## [Annotated element entries]
•••

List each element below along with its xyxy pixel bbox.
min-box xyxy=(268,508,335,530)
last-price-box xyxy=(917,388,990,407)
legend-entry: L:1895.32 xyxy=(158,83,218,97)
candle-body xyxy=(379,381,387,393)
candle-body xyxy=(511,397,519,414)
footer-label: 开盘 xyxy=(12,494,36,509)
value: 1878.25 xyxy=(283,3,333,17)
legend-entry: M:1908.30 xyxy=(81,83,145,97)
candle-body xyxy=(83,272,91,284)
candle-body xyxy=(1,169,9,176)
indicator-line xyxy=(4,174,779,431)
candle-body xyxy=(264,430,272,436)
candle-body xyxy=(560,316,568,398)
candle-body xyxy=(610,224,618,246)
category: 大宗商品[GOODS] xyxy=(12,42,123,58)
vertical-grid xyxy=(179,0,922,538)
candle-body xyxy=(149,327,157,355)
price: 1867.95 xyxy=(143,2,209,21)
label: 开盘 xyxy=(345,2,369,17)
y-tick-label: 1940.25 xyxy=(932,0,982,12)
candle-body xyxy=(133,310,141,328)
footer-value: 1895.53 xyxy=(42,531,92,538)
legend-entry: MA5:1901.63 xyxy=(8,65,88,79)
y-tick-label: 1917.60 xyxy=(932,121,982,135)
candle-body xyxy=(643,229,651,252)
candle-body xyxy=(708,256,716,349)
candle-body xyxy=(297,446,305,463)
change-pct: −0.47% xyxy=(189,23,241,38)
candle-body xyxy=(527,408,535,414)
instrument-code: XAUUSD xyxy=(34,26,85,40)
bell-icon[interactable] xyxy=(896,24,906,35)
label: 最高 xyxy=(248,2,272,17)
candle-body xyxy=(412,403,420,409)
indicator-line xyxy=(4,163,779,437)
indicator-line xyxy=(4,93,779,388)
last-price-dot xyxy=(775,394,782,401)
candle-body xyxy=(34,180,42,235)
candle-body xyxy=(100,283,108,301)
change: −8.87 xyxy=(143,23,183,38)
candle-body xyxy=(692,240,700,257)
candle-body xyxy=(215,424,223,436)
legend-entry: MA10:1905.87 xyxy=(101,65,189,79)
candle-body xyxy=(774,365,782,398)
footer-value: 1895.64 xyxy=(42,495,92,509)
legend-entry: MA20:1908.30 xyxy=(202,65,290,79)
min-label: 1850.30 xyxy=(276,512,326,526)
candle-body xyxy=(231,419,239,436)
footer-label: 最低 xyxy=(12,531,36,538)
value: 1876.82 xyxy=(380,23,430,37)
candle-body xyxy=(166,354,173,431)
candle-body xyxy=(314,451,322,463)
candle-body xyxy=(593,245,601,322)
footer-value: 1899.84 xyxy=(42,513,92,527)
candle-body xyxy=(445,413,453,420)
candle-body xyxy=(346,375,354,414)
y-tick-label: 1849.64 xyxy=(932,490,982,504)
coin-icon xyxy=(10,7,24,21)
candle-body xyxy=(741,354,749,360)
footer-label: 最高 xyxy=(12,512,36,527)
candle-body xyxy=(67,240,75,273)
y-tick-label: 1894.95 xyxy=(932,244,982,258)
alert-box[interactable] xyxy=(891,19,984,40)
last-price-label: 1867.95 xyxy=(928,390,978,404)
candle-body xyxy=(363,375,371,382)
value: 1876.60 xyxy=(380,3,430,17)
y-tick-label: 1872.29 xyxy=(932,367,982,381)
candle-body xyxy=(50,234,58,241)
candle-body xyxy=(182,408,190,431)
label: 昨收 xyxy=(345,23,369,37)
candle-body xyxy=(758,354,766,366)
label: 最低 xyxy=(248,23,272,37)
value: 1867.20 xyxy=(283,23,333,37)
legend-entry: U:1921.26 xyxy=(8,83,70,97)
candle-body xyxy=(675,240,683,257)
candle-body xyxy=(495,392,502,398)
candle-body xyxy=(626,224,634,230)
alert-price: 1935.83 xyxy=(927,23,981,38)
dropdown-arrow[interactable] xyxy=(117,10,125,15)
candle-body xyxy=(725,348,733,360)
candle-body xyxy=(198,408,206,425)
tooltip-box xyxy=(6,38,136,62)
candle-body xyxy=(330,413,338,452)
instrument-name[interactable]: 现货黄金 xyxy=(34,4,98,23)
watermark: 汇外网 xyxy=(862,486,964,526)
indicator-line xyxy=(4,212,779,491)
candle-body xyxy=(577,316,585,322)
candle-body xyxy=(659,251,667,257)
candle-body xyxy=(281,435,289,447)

•••

## [SHORT PROBLEM]
Copy out the rows from the first one through the row that contains "legend-entry: MA20:1908.30 xyxy=(202,65,290,79)", including both ends.

## [TASK ANSWER]
List each element below along with its xyxy pixel bbox.
min-box xyxy=(268,508,335,530)
last-price-box xyxy=(917,388,990,407)
legend-entry: L:1895.32 xyxy=(158,83,218,97)
candle-body xyxy=(379,381,387,393)
candle-body xyxy=(511,397,519,414)
footer-label: 开盘 xyxy=(12,494,36,509)
value: 1878.25 xyxy=(283,3,333,17)
legend-entry: M:1908.30 xyxy=(81,83,145,97)
candle-body xyxy=(83,272,91,284)
candle-body xyxy=(1,169,9,176)
indicator-line xyxy=(4,174,779,431)
candle-body xyxy=(264,430,272,436)
candle-body xyxy=(560,316,568,398)
candle-body xyxy=(610,224,618,246)
category: 大宗商品[GOODS] xyxy=(12,42,123,58)
vertical-grid xyxy=(179,0,922,538)
candle-body xyxy=(149,327,157,355)
price: 1867.95 xyxy=(143,2,209,21)
label: 开盘 xyxy=(345,2,369,17)
y-tick-label: 1940.25 xyxy=(932,0,982,12)
candle-body xyxy=(133,310,141,328)
footer-value: 1895.53 xyxy=(42,531,92,538)
legend-entry: MA5:1901.63 xyxy=(8,65,88,79)
y-tick-label: 1917.60 xyxy=(932,121,982,135)
candle-body xyxy=(643,229,651,252)
candle-body xyxy=(708,256,716,349)
candle-body xyxy=(297,446,305,463)
change-pct: −0.47% xyxy=(189,23,241,38)
candle-body xyxy=(527,408,535,414)
instrument-code: XAUUSD xyxy=(34,26,85,40)
bell-icon[interactable] xyxy=(896,24,906,35)
label: 最高 xyxy=(248,2,272,17)
candle-body xyxy=(412,403,420,409)
indicator-line xyxy=(4,163,779,437)
indicator-line xyxy=(4,93,779,388)
last-price-dot xyxy=(775,394,782,401)
candle-body xyxy=(34,180,42,235)
candle-body xyxy=(100,283,108,301)
change: −8.87 xyxy=(143,23,183,38)
candle-body xyxy=(692,240,700,257)
candle-body xyxy=(215,424,223,436)
legend-entry: MA10:1905.87 xyxy=(101,65,189,79)
candle-body xyxy=(774,365,782,398)
footer-value: 1895.64 xyxy=(42,495,92,509)
legend-entry: MA20:1908.30 xyxy=(202,65,290,79)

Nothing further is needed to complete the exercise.